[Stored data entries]
——

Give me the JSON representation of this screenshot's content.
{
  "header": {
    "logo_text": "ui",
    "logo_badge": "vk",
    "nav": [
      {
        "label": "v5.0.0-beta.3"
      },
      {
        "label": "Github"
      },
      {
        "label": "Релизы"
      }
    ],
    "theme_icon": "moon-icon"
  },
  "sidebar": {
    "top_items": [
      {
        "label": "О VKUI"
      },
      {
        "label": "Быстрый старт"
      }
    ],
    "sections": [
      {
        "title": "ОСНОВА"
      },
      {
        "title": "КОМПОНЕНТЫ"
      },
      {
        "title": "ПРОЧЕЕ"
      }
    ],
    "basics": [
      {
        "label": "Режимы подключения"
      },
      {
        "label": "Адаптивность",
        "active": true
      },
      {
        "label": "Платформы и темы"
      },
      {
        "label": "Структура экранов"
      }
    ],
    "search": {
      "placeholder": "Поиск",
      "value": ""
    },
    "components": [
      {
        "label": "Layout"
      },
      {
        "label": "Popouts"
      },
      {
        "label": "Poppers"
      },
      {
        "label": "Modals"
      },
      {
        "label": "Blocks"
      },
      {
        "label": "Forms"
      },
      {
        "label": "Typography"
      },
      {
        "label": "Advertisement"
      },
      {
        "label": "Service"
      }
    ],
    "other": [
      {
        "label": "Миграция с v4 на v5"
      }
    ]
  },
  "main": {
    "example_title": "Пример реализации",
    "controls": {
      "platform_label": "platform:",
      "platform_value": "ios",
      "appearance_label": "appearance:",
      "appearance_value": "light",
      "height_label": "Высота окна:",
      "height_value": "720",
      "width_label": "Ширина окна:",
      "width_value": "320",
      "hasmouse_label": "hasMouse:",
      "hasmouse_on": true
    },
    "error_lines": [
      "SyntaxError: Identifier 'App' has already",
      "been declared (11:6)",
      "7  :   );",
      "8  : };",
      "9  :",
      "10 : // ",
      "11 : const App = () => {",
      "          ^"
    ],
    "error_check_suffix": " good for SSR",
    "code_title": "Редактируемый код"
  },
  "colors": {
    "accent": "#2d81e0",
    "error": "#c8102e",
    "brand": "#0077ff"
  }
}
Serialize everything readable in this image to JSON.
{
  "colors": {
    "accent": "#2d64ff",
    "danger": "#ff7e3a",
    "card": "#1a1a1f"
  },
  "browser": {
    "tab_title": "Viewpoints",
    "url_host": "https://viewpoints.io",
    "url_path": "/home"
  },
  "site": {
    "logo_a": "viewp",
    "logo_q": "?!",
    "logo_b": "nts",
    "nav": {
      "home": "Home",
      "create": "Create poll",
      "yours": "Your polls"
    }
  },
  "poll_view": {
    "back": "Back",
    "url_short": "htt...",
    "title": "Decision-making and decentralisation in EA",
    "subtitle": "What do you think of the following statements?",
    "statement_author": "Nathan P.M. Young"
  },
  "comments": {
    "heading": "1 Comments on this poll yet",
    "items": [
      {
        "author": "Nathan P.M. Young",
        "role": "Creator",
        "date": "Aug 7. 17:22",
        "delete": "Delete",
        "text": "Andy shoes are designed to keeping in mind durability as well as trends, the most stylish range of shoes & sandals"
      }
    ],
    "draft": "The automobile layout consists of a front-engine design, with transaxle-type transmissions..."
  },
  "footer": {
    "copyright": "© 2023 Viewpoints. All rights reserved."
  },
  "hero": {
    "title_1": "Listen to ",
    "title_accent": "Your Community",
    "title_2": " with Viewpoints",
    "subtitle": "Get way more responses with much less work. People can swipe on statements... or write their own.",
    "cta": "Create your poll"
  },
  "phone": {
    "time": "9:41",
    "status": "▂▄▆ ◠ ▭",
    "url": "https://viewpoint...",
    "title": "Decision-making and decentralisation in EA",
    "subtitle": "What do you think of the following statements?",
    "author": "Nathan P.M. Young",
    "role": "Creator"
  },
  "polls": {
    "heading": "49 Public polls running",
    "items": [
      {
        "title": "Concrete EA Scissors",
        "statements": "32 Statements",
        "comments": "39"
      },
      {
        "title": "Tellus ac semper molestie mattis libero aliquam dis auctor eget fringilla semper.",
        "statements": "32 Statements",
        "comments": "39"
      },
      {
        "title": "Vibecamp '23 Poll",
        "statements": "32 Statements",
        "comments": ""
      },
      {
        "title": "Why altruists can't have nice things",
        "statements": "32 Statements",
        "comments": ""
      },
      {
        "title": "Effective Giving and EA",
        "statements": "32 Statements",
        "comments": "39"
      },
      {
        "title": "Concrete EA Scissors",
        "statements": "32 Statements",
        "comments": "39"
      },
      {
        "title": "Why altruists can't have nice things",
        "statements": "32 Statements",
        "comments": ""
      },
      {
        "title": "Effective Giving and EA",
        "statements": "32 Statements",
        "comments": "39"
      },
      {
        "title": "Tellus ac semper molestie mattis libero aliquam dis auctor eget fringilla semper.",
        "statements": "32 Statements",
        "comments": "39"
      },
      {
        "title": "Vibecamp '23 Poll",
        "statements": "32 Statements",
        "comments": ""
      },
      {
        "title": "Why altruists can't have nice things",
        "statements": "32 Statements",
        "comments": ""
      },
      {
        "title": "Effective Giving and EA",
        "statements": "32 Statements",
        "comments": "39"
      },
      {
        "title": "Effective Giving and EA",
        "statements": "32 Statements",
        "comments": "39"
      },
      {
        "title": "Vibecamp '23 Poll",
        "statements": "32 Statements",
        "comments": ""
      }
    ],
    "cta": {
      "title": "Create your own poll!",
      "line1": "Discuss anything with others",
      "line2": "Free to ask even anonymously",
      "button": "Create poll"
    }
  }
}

——

Copy out each line of the listing that holds "heading".

    "heading": "1 Comments on this poll yet",
    "heading": "49 Public polls running",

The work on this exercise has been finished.